■ **Dataset content**:
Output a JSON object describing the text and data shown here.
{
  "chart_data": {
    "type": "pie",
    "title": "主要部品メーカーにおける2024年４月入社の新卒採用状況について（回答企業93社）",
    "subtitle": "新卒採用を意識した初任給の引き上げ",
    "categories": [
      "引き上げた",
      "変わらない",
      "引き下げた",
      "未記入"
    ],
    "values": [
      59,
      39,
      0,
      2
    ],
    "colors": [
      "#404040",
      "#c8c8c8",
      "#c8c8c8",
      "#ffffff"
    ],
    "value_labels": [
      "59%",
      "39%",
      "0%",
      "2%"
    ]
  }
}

■ **What this task involves**:
Reproduce the material exactly, with every line intact.

■ **Written response**:
Output a JSON object describing the text and data shown here.
{
  "chart_data": {
    "type": "pie",
    "title": "主要部品メーカーにおける2024年４月入社の新卒採用状況について（回答企業93社）",
    "subtitle": "新卒採用を意識した初任給の引き上げ",
    "categories": [
      "引き上げた",
      "変わらない",
      "引き下げた",
      "未記入"
    ],
    "values": [
      59,
      39,
      0,
      2
    ],
    "colors": [
      "#404040",
      "#c8c8c8",
      "#c8c8c8",
      "#ffffff"
    ],
    "value_labels": [
      "59%",
      "39%",
      "0%",
      "2%"
    ]
  }
}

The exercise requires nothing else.